## WHAT TO PRODUCE:
Quote all entries exactly, leaving pictures aside.

— Start of DATA FOR THIS EXERCISE —

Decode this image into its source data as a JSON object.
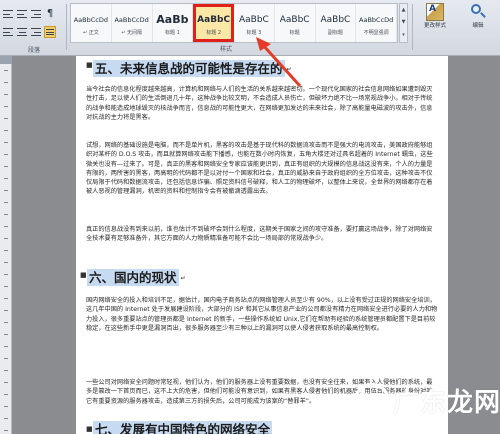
{
  "ribbon": {
    "paragraph_group_label": "段落",
    "styles_group_label": "样式",
    "styles": [
      {
        "sample": "AaBbCcDd",
        "name": "↵ 正文",
        "weight": "normal",
        "size": 6.5
      },
      {
        "sample": "AaBbCcDd",
        "name": "↵ 无间隔",
        "weight": "normal",
        "size": 6.5
      },
      {
        "sample": "AaBb",
        "name": "标题 1",
        "weight": "bold",
        "size": 11
      },
      {
        "sample": "AaBbC",
        "name": "标题 2",
        "weight": "bold",
        "size": 9
      },
      {
        "sample": "AaBbC",
        "name": "标题 3",
        "weight": "normal",
        "size": 9
      },
      {
        "sample": "AaBbC",
        "name": "标题",
        "weight": "normal",
        "size": 9
      },
      {
        "sample": "AaBbC",
        "name": "副标题",
        "weight": "normal",
        "size": 9
      },
      {
        "sample": "AaBbCcDd",
        "name": "不明显强调",
        "weight": "normal",
        "size": 6.5
      }
    ],
    "selected_style_index": 3,
    "change_styles_label": "更改样式",
    "editing_label": "编辑"
  },
  "document": {
    "heading5": "五、未来信息战的可能性是存在的",
    "heading6": "六、国内的现状",
    "heading7": "七、发展有中国特色的网络安全",
    "para1": "当今社会的信息化程度越来越高，计算机和网络与人们的生活的关系越来越密切。一个现代化国家的社会信息网络如果遭到毁灭性打击，足以使人们的生活倒退几十年，这种战争比较文明，不会造成人员伤亡，但破坏力绝不比一场常规战争小。相对于传统的战争和能造成地球毁灭的核战争而言，信息战的可能性更大，在网络更加发达的未来社会，除了高能量电磁波的攻击外，信息对抗战的主力将是黑客。",
    "para2": "试想，网络的基础设施是电脑，而不是单片机，黑客的攻击是基于现代科的数据流攻击而不是强大的电流攻击，美国政府能够组织对某杆的 D.O.S 攻击，而且就算网络攻击能下播感，也能在数小时内恢复，五角大楼还对过具名超着的 Internet 蠕虫，这些微关也没有—过来了。可是，真正的黑客和网络安全专家应该能更识到，真正有组织的大规模的信息战这没有来，个人的力量是有限的，两所害的黑客，两高明的代码都不是以对付一个国家和社会，真正的威胁来自于政府组织的全方位攻击，这种攻击不仅仅局限于代码和数据流攻击，还包括信息诈骗、照足资料信号破释，和人工的物理破坏，以整体上来说，全世界的网络都存在着被人恶视的管理漏洞，机密的资料和控制指令会有被撤滴透露出去。",
    "para3": "真正的信息战没有到来以前，谁也估计不到破坏会到什么程度，这期关于国家之间的攻守准备，要打赢这场战争，除了对网络安全技术要有足够准备外，其它方面的人力物质精准备可能不会比一场局部的常规战争少。",
    "para4": "国内网络安全的投入和培训不足，据估计，国内电子商务站点的网络管理人员至少有 90%，以上没有受过正规的网络安全培训，这几年中国的 Internet 处于发展建设阶段，大部分的 ISP 和其它从事信息产业的公司都没有精力在网络安全进行必要的人力和物力投入，很多重要站点的管理员都是 Internet 的新手，一些操作系统如 Unix,它们在帮助有经验的系统管理员都配置下是目前较稳定，在这些新手中更是漏洞百出，很多服务器至少有三种以上的漏洞可以使人侵者获取系统的最高控制权。",
    "para5": "一些公司对网络安全问题时常轻视，他们认为，他们的服务器上没有重要数据，也没有安全往来，如果有入人侵他们的系统，最多是篡改一下首页而已，这不上大的危害，但他们可能没有意识到，如果有黑客人侵者他们的机器后，用伍台服务器的身份对其它有重要资源的服务器攻击，造成第三方的损失后，公司可能成为该案的“替罪羊”。"
  }
}
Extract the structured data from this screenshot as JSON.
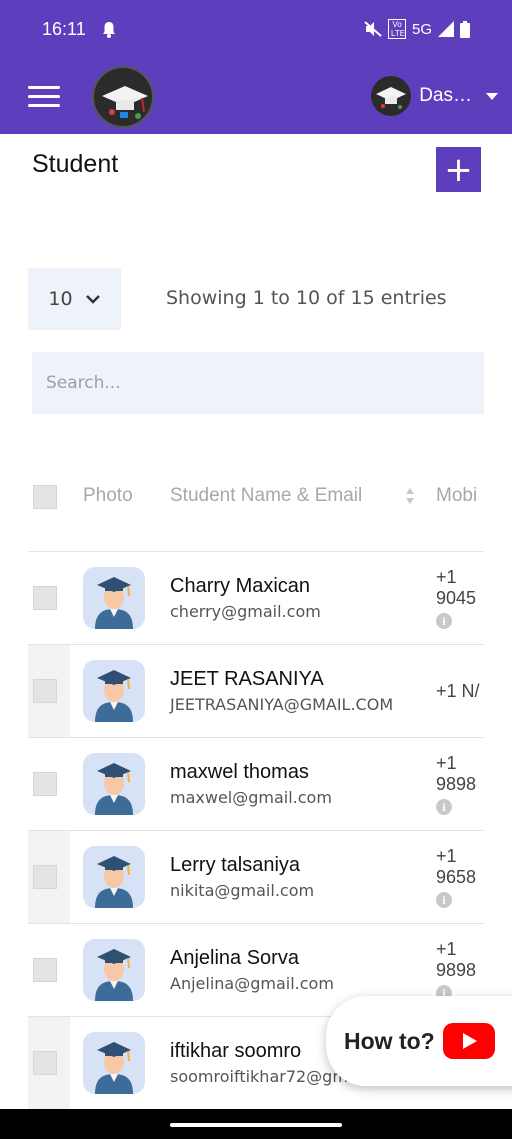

— End of DATA FOR THIS EXERCISE —

## EXPECTED ANSWER:
Decode this image into its source data as a JSON object.
{
  "ribbon": {
    "paragraph_group_label": "段落",
    "styles_group_label": "样式",
    "styles": [
      {
        "sample": "AaBbCcDd",
        "name": "↵ 正文",
        "weight": "normal",
        "size": 6.5
      },
      {
        "sample": "AaBbCcDd",
        "name": "↵ 无间隔",
        "weight": "normal",
        "size": 6.5
      },
      {
        "sample": "AaBb",
        "name": "标题 1",
        "weight": "bold",
        "size": 11
      },
      {
        "sample": "AaBbC",
        "name": "标题 2",
        "weight": "bold",
        "size": 9
      },
      {
        "sample": "AaBbC",
        "name": "标题 3",
        "weight": "normal",
        "size": 9
      },
      {
        "sample": "AaBbC",
        "name": "标题",
        "weight": "normal",
        "size": 9
      },
      {
        "sample": "AaBbC",
        "name": "副标题",
        "weight": "normal",
        "size": 9
      },
      {
        "sample": "AaBbCcDd",
        "name": "不明显强调",
        "weight": "normal",
        "size": 6.5
      }
    ],
    "selected_style_index": 3,
    "change_styles_label": "更改样式",
    "editing_label": "编辑"
  },
  "document": {
    "heading5": "五、未来信息战的可能性是存在的",
    "heading6": "六、国内的现状",
    "heading7": "七、发展有中国特色的网络安全",
    "para1": "当今社会的信息化程度越来越高，计算机和网络与人们的生活的关系越来越密切。一个现代化国家的社会信息网络如果遭到毁灭性打击，足以使人们的生活倒退几十年，这种战争比较文明，不会造成人员伤亡，但破坏力绝不比一场常规战争小。相对于传统的战争和能造成地球毁灭的核战争而言，信息战的可能性更大，在网络更加发达的未来社会，除了高能量电磁波的攻击外，信息对抗战的主力将是黑客。",
    "para2": "试想，网络的基础设施是电脑，而不是单片机，黑客的攻击是基于现代科的数据流攻击而不是强大的电流攻击，美国政府能够组织对某杆的 D.O.S 攻击，而且就算网络攻击能下播感，也能在数小时内恢复，五角大楼还对过具名超着的 Internet 蠕虫，这些微关也没有—过来了。可是，真正的黑客和网络安全专家应该能更识到，真正有组织的大规模的信息战这没有来，个人的力量是有限的，两所害的黑客，两高明的代码都不是以对付一个国家和社会，真正的威胁来自于政府组织的全方位攻击，这种攻击不仅仅局限于代码和数据流攻击，还包括信息诈骗、照足资料信号破释，和人工的物理破坏，以整体上来说，全世界的网络都存在着被人恶视的管理漏洞，机密的资料和控制指令会有被撤滴透露出去。",
    "para3": "真正的信息战没有到来以前，谁也估计不到破坏会到什么程度，这期关于国家之间的攻守准备，要打赢这场战争，除了对网络安全技术要有足够准备外，其它方面的人力物质精准备可能不会比一场局部的常规战争少。",
    "para4": "国内网络安全的投入和培训不足，据估计，国内电子商务站点的网络管理人员至少有 90%，以上没有受过正规的网络安全培训，这几年中国的 Internet 处于发展建设阶段，大部分的 ISP 和其它从事信息产业的公司都没有精力在网络安全进行必要的人力和物力投入，很多重要站点的管理员都是 Internet 的新手，一些操作系统如 Unix,它们在帮助有经验的系统管理员都配置下是目前较稳定，在这些新手中更是漏洞百出，很多服务器至少有三种以上的漏洞可以使人侵者获取系统的最高控制权。",
    "para5": "一些公司对网络安全问题时常轻视，他们认为，他们的服务器上没有重要数据，也没有安全往来，如果有入人侵他们的系统，最多是篡改一下首页而已，这不上大的危害，但他们可能没有意识到，如果有黑客人侵者他们的机器后，用伍台服务器的身份对其它有重要资源的服务器攻击，造成第三方的损失后，公司可能成为该案的“替罪羊”。"
  }
}
Extract the structured data from this screenshot as JSON.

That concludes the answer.